> **Prompt**
Using the listing below, determine the count of lines with the word "JSON" and reply only with it.

> **Material supplied**
^^^^^^^^^^^^^^^^
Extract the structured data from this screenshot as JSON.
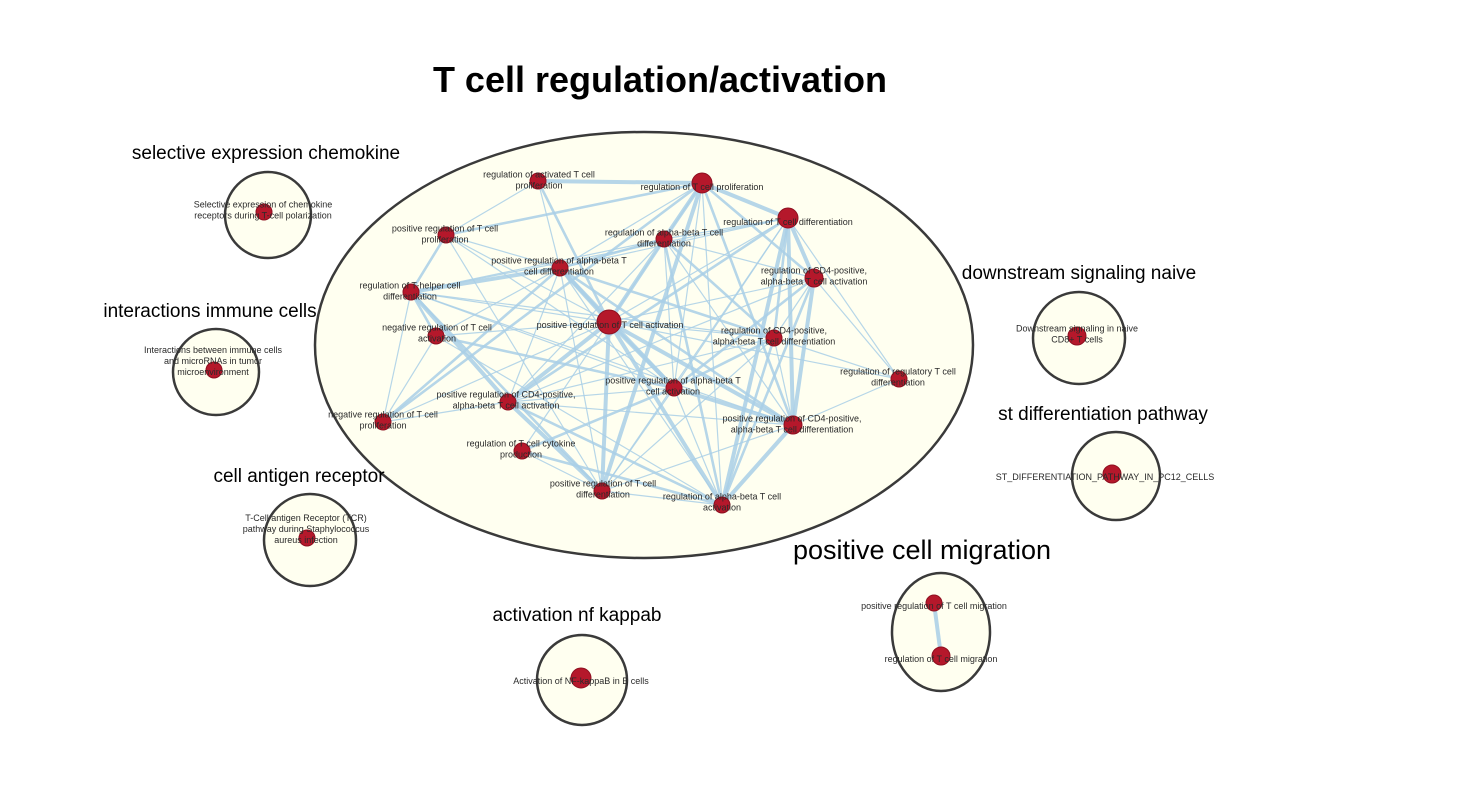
{
  "title": "T cell regulation/activation",
  "colors": {
    "node": "#b5182b",
    "edge": "#a9cfe6",
    "cluster_fill": "#fffff0",
    "cluster_stroke": "#3a3a3a"
  },
  "clusters": [
    {
      "id": "tcell",
      "label": "T cell regulation/activation",
      "nodes": [
        {
          "id": "n1",
          "label": [
            "regulation of activated T cell",
            "proliferation"
          ]
        },
        {
          "id": "n2",
          "label": [
            "regulation of T cell proliferation"
          ]
        },
        {
          "id": "n3",
          "label": [
            "regulation of T cell differentiation"
          ]
        },
        {
          "id": "n4",
          "label": [
            "positive regulation of T cell",
            "proliferation"
          ]
        },
        {
          "id": "n5",
          "label": [
            "regulation of alpha-beta T cell",
            "differentiation"
          ]
        },
        {
          "id": "n6",
          "label": [
            "positive regulation of alpha-beta T",
            "cell differentiation"
          ]
        },
        {
          "id": "n7",
          "label": [
            "regulation of CD4-positive,",
            "alpha-beta T cell activation"
          ]
        },
        {
          "id": "n8",
          "label": [
            "regulation of T-helper cell",
            "differentiation"
          ]
        },
        {
          "id": "n9",
          "label": [
            "positive regulation of T cell activation"
          ]
        },
        {
          "id": "n10",
          "label": [
            "negative regulation of T cell",
            "activation"
          ]
        },
        {
          "id": "n11",
          "label": [
            "regulation of CD4-positive,",
            "alpha-beta T cell differentiation"
          ]
        },
        {
          "id": "n12",
          "label": [
            "regulation of regulatory T cell",
            "differentiation"
          ]
        },
        {
          "id": "n13",
          "label": [
            "positive regulation of alpha-beta T",
            "cell activation"
          ]
        },
        {
          "id": "n14",
          "label": [
            "positive regulation of CD4-positive,",
            "alpha-beta T cell activation"
          ]
        },
        {
          "id": "n15",
          "label": [
            "negative regulation of T cell",
            "proliferation"
          ]
        },
        {
          "id": "n16",
          "label": [
            "positive regulation of CD4-positive,",
            "alpha-beta T cell differentiation"
          ]
        },
        {
          "id": "n17",
          "label": [
            "regulation of T cell cytokine",
            "production"
          ]
        },
        {
          "id": "n18",
          "label": [
            "positive regulation of T cell",
            "differentiation"
          ]
        },
        {
          "id": "n19",
          "label": [
            "regulation of alpha-beta T cell",
            "activation"
          ]
        }
      ]
    },
    {
      "id": "chemokine",
      "label": "selective expression chemokine",
      "nodes": [
        {
          "id": "c1",
          "label": [
            "Selective expression of chemokine",
            "receptors during T-cell polarization"
          ]
        }
      ]
    },
    {
      "id": "immune",
      "label": "interactions immune cells",
      "nodes": [
        {
          "id": "i1",
          "label": [
            "Interactions between immune cells",
            "and microRNAs in tumor",
            "microenvironment"
          ]
        }
      ]
    },
    {
      "id": "antigen",
      "label": "cell antigen receptor",
      "nodes": [
        {
          "id": "a1",
          "label": [
            "T-Cell antigen Receptor (TCR)",
            "pathway during Staphylococcus",
            "aureus infection"
          ]
        }
      ]
    },
    {
      "id": "nfkb",
      "label": "activation nf kappab",
      "nodes": [
        {
          "id": "k1",
          "label": [
            "Activation of NF-kappaB in B cells"
          ]
        }
      ]
    },
    {
      "id": "naive",
      "label": "downstream signaling naive",
      "nodes": [
        {
          "id": "d1",
          "label": [
            "Downstream signaling in naive",
            "CD8+ T cells"
          ]
        }
      ]
    },
    {
      "id": "stdiff",
      "label": "st differentiation pathway",
      "nodes": [
        {
          "id": "s1",
          "label": [
            "ST_DIFFERENTIATION_PATHWAY_IN_PC12_CELLS"
          ]
        }
      ]
    },
    {
      "id": "migration",
      "label": "positive cell migration",
      "nodes": [
        {
          "id": "m1",
          "label": [
            "positive regulation of T cell migration"
          ]
        },
        {
          "id": "m2",
          "label": [
            "regulation of T cell migration"
          ]
        }
      ]
    }
  ],
  "edges": [
    [
      "m1",
      "m2"
    ],
    [
      "n1",
      "n2"
    ],
    [
      "n1",
      "n4"
    ],
    [
      "n1",
      "n9"
    ],
    [
      "n1",
      "n6"
    ],
    [
      "n2",
      "n3"
    ],
    [
      "n2",
      "n4"
    ],
    [
      "n2",
      "n5"
    ],
    [
      "n2",
      "n6"
    ],
    [
      "n2",
      "n7"
    ],
    [
      "n2",
      "n9"
    ],
    [
      "n2",
      "n13"
    ],
    [
      "n2",
      "n16"
    ],
    [
      "n2",
      "n18"
    ],
    [
      "n2",
      "n19"
    ],
    [
      "n2",
      "n15"
    ],
    [
      "n3",
      "n5"
    ],
    [
      "n3",
      "n6"
    ],
    [
      "n3",
      "n7"
    ],
    [
      "n3",
      "n8"
    ],
    [
      "n3",
      "n9"
    ],
    [
      "n3",
      "n11"
    ],
    [
      "n3",
      "n12"
    ],
    [
      "n3",
      "n13"
    ],
    [
      "n3",
      "n16"
    ],
    [
      "n3",
      "n18"
    ],
    [
      "n3",
      "n19"
    ],
    [
      "n3",
      "n14"
    ],
    [
      "n4",
      "n6"
    ],
    [
      "n4",
      "n9"
    ],
    [
      "n4",
      "n8"
    ],
    [
      "n4",
      "n13"
    ],
    [
      "n4",
      "n18"
    ],
    [
      "n5",
      "n6"
    ],
    [
      "n5",
      "n7"
    ],
    [
      "n5",
      "n9"
    ],
    [
      "n5",
      "n11"
    ],
    [
      "n5",
      "n13"
    ],
    [
      "n5",
      "n16"
    ],
    [
      "n5",
      "n19"
    ],
    [
      "n5",
      "n14"
    ],
    [
      "n5",
      "n8"
    ],
    [
      "n6",
      "n8"
    ],
    [
      "n6",
      "n9"
    ],
    [
      "n6",
      "n10"
    ],
    [
      "n6",
      "n11"
    ],
    [
      "n6",
      "n13"
    ],
    [
      "n6",
      "n14"
    ],
    [
      "n6",
      "n16"
    ],
    [
      "n6",
      "n18"
    ],
    [
      "n6",
      "n19"
    ],
    [
      "n6",
      "n15"
    ],
    [
      "n7",
      "n9"
    ],
    [
      "n7",
      "n11"
    ],
    [
      "n7",
      "n13"
    ],
    [
      "n7",
      "n14"
    ],
    [
      "n7",
      "n16"
    ],
    [
      "n7",
      "n19"
    ],
    [
      "n7",
      "n12"
    ],
    [
      "n8",
      "n9"
    ],
    [
      "n8",
      "n10"
    ],
    [
      "n8",
      "n11"
    ],
    [
      "n8",
      "n13"
    ],
    [
      "n8",
      "n14"
    ],
    [
      "n8",
      "n16"
    ],
    [
      "n8",
      "n15"
    ],
    [
      "n8",
      "n18"
    ],
    [
      "n9",
      "n10"
    ],
    [
      "n9",
      "n11"
    ],
    [
      "n9",
      "n13"
    ],
    [
      "n9",
      "n14"
    ],
    [
      "n9",
      "n15"
    ],
    [
      "n9",
      "n16"
    ],
    [
      "n9",
      "n17"
    ],
    [
      "n9",
      "n18"
    ],
    [
      "n9",
      "n19"
    ],
    [
      "n9",
      "n12"
    ],
    [
      "n10",
      "n15"
    ],
    [
      "n10",
      "n13"
    ],
    [
      "n10",
      "n19"
    ],
    [
      "n11",
      "n12"
    ],
    [
      "n11",
      "n13"
    ],
    [
      "n11",
      "n14"
    ],
    [
      "n11",
      "n16"
    ],
    [
      "n11",
      "n19"
    ],
    [
      "n11",
      "n18"
    ],
    [
      "n13",
      "n14"
    ],
    [
      "n13",
      "n16"
    ],
    [
      "n13",
      "n18"
    ],
    [
      "n13",
      "n19"
    ],
    [
      "n13",
      "n17"
    ],
    [
      "n14",
      "n16"
    ],
    [
      "n14",
      "n18"
    ],
    [
      "n14",
      "n19"
    ],
    [
      "n14",
      "n15"
    ],
    [
      "n16",
      "n18"
    ],
    [
      "n16",
      "n19"
    ],
    [
      "n16",
      "n12"
    ],
    [
      "n17",
      "n18"
    ],
    [
      "n17",
      "n19"
    ],
    [
      "n18",
      "n19"
    ]
  ]
}
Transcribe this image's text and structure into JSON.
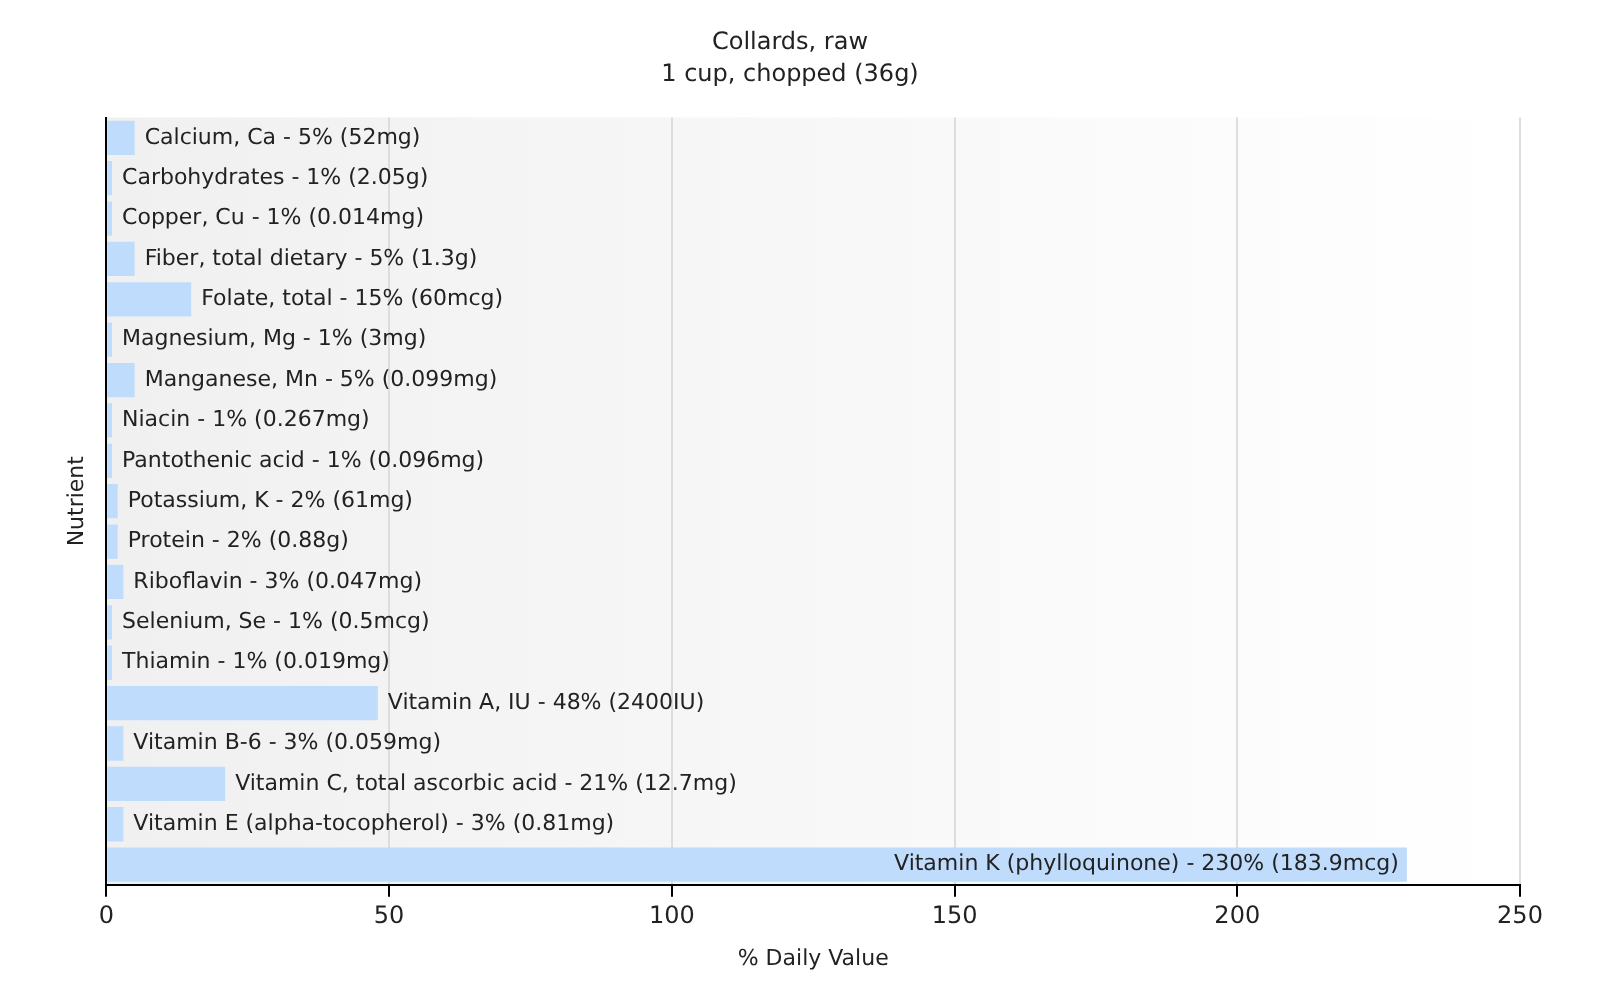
{
  "chart_data": {
    "type": "bar",
    "orientation": "horizontal",
    "title": "Collards, raw",
    "subtitle": "1 cup, chopped (36g)",
    "xlabel": "% Daily Value",
    "ylabel": "Nutrient",
    "categories": [
      null,
      null,
      null,
      null,
      null,
      null,
      null,
      null,
      null,
      null,
      null,
      null,
      null,
      null,
      null,
      null,
      null,
      null,
      null
    ],
    "values": [
      5,
      1,
      1,
      5,
      15,
      1,
      5,
      1,
      1,
      2,
      2,
      3,
      1,
      1,
      48,
      3,
      21,
      3,
      230
    ],
    "annotations": [
      {
        "text": "Calcium, Ca - 5% (52mg)",
        "x": 5
      },
      {
        "text": "Carbohydrates - 1% (2.05g)",
        "x": 1
      },
      {
        "text": "Copper, Cu - 1% (0.014mg)",
        "x": 1
      },
      {
        "text": "Fiber, total dietary - 5% (1.3g)",
        "x": 5
      },
      {
        "text": "Folate, total - 15% (60mcg)",
        "x": 15
      },
      {
        "text": "Magnesium, Mg - 1% (3mg)",
        "x": 1
      },
      {
        "text": "Manganese, Mn - 5% (0.099mg)",
        "x": 5
      },
      {
        "text": "Niacin - 1% (0.267mg)",
        "x": 1
      },
      {
        "text": "Pantothenic acid - 1% (0.096mg)",
        "x": 1
      },
      {
        "text": "Potassium, K - 2% (61mg)",
        "x": 2
      },
      {
        "text": "Protein - 2% (0.88g)",
        "x": 2
      },
      {
        "text": "Riboflavin - 3% (0.047mg)",
        "x": 3
      },
      {
        "text": "Selenium, Se - 1% (0.5mcg)",
        "x": 1
      },
      {
        "text": "Thiamin - 1% (0.019mg)",
        "x": 1
      },
      {
        "text": "Vitamin A, IU - 48% (2400IU)",
        "x": 48
      },
      {
        "text": "Vitamin B-6 - 3% (0.059mg)",
        "x": 3
      },
      {
        "text": "Vitamin C, total ascorbic acid - 21% (12.7mg)",
        "x": 21
      },
      {
        "text": "Vitamin E (alpha-tocopherol) - 3% (0.81mg)",
        "x": 3
      },
      {
        "text": "Vitamin K (phylloquinone) - 230% (183.9mcg)",
        "x": 230
      }
    ],
    "color": "#c0dcfc",
    "xlim": [
      0,
      250
    ],
    "xticks": [
      0,
      50,
      100,
      150,
      200,
      250
    ],
    "grid": "x",
    "legend": false
  }
}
^^^^^^^^^^^^^^^^
> **Result of this exercise**
2